- [Task details]
Copy the data word for word, keeping every line.

- [Data provided]
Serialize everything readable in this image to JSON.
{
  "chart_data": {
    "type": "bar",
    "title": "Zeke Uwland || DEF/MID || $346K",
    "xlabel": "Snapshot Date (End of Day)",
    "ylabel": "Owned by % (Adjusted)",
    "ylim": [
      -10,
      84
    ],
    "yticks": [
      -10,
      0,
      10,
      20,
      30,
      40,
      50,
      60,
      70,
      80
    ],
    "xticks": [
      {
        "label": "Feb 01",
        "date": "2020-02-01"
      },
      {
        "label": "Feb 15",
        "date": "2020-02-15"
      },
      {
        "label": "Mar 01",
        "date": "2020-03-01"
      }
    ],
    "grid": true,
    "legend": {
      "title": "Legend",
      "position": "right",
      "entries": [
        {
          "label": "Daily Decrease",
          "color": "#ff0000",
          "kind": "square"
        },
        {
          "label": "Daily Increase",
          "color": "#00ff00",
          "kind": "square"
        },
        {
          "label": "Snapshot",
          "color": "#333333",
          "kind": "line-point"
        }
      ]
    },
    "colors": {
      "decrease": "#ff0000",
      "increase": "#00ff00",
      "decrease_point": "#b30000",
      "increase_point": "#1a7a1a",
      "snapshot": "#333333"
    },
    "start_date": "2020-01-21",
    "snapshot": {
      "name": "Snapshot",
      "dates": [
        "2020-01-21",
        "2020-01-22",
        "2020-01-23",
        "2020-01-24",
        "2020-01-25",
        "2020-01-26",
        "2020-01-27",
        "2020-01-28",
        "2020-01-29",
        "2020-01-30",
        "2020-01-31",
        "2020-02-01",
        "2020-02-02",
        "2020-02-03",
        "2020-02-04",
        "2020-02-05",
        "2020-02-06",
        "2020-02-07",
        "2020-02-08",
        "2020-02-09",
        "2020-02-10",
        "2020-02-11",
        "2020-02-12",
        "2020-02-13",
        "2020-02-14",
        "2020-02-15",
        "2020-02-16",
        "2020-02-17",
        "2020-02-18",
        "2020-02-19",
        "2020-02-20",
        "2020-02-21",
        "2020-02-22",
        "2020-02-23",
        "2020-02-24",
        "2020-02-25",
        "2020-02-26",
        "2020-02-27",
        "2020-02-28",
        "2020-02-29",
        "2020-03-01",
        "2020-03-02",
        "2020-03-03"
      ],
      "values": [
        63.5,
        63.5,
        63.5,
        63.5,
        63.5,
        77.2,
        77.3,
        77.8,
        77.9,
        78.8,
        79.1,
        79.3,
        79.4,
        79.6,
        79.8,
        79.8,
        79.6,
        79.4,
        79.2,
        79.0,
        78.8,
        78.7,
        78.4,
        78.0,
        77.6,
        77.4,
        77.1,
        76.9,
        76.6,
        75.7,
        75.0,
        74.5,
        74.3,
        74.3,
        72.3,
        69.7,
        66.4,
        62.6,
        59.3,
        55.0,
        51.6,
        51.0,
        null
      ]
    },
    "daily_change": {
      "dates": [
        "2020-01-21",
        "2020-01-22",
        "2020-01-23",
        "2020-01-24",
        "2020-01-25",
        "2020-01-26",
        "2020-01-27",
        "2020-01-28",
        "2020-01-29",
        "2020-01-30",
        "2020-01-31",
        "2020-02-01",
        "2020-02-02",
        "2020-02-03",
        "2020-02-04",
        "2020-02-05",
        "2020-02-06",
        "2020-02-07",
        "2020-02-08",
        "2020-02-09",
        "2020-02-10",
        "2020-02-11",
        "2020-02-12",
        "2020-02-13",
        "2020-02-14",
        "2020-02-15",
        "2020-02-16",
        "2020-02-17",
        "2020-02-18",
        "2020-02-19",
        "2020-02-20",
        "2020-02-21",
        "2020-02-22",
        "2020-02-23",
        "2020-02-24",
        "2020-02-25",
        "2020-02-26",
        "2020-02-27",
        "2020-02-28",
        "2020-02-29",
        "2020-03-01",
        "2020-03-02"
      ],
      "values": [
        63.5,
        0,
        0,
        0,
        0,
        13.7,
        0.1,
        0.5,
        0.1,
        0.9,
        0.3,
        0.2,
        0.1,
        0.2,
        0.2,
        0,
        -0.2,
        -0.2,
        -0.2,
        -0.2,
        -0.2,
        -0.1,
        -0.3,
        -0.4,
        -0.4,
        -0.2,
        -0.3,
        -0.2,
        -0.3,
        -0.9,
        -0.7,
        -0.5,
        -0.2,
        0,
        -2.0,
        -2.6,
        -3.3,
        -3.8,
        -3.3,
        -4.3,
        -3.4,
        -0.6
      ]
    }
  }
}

- [Exercise solution]
Serialize everything readable in this image to JSON.
{
  "chart_data": {
    "type": "bar",
    "title": "Zeke Uwland || DEF/MID || $346K",
    "xlabel": "Snapshot Date (End of Day)",
    "ylabel": "Owned by % (Adjusted)",
    "ylim": [
      -10,
      84
    ],
    "yticks": [
      -10,
      0,
      10,
      20,
      30,
      40,
      50,
      60,
      70,
      80
    ],
    "xticks": [
      {
        "label": "Feb 01",
        "date": "2020-02-01"
      },
      {
        "label": "Feb 15",
        "date": "2020-02-15"
      },
      {
        "label": "Mar 01",
        "date": "2020-03-01"
      }
    ],
    "grid": true,
    "legend": {
      "title": "Legend",
      "position": "right",
      "entries": [
        {
          "label": "Daily Decrease",
          "color": "#ff0000",
          "kind": "square"
        },
        {
          "label": "Daily Increase",
          "color": "#00ff00",
          "kind": "square"
        },
        {
          "label": "Snapshot",
          "color": "#333333",
          "kind": "line-point"
        }
      ]
    },
    "colors": {
      "decrease": "#ff0000",
      "increase": "#00ff00",
      "decrease_point": "#b30000",
      "increase_point": "#1a7a1a",
      "snapshot": "#333333"
    },
    "start_date": "2020-01-21",
    "snapshot": {
      "name": "Snapshot",
      "dates": [
        "2020-01-21",
        "2020-01-22",
        "2020-01-23",
        "2020-01-24",
        "2020-01-25",
        "2020-01-26",
        "2020-01-27",
        "2020-01-28",
        "2020-01-29",
        "2020-01-30",
        "2020-01-31",
        "2020-02-01",
        "2020-02-02",
        "2020-02-03",
        "2020-02-04",
        "2020-02-05",
        "2020-02-06",
        "2020-02-07",
        "2020-02-08",
        "2020-02-09",
        "2020-02-10",
        "2020-02-11",
        "2020-02-12",
        "2020-02-13",
        "2020-02-14",
        "2020-02-15",
        "2020-02-16",
        "2020-02-17",
        "2020-02-18",
        "2020-02-19",
        "2020-02-20",
        "2020-02-21",
        "2020-02-22",
        "2020-02-23",
        "2020-02-24",
        "2020-02-25",
        "2020-02-26",
        "2020-02-27",
        "2020-02-28",
        "2020-02-29",
        "2020-03-01",
        "2020-03-02",
        "2020-03-03"
      ],
      "values": [
        63.5,
        63.5,
        63.5,
        63.5,
        63.5,
        77.2,
        77.3,
        77.8,
        77.9,
        78.8,
        79.1,
        79.3,
        79.4,
        79.6,
        79.8,
        79.8,
        79.6,
        79.4,
        79.2,
        79.0,
        78.8,
        78.7,
        78.4,
        78.0,
        77.6,
        77.4,
        77.1,
        76.9,
        76.6,
        75.7,
        75.0,
        74.5,
        74.3,
        74.3,
        72.3,
        69.7,
        66.4,
        62.6,
        59.3,
        55.0,
        51.6,
        51.0,
        null
      ]
    },
    "daily_change": {
      "dates": [
        "2020-01-21",
        "2020-01-22",
        "2020-01-23",
        "2020-01-24",
        "2020-01-25",
        "2020-01-26",
        "2020-01-27",
        "2020-01-28",
        "2020-01-29",
        "2020-01-30",
        "2020-01-31",
        "2020-02-01",
        "2020-02-02",
        "2020-02-03",
        "2020-02-04",
        "2020-02-05",
        "2020-02-06",
        "2020-02-07",
        "2020-02-08",
        "2020-02-09",
        "2020-02-10",
        "2020-02-11",
        "2020-02-12",
        "2020-02-13",
        "2020-02-14",
        "2020-02-15",
        "2020-02-16",
        "2020-02-17",
        "2020-02-18",
        "2020-02-19",
        "2020-02-20",
        "2020-02-21",
        "2020-02-22",
        "2020-02-23",
        "2020-02-24",
        "2020-02-25",
        "2020-02-26",
        "2020-02-27",
        "2020-02-28",
        "2020-02-29",
        "2020-03-01",
        "2020-03-02"
      ],
      "values": [
        63.5,
        0,
        0,
        0,
        0,
        13.7,
        0.1,
        0.5,
        0.1,
        0.9,
        0.3,
        0.2,
        0.1,
        0.2,
        0.2,
        0,
        -0.2,
        -0.2,
        -0.2,
        -0.2,
        -0.2,
        -0.1,
        -0.3,
        -0.4,
        -0.4,
        -0.2,
        -0.3,
        -0.2,
        -0.3,
        -0.9,
        -0.7,
        -0.5,
        -0.2,
        0,
        -2.0,
        -2.6,
        -3.3,
        -3.8,
        -3.3,
        -4.3,
        -3.4,
        -0.6
      ]
    }
  }
}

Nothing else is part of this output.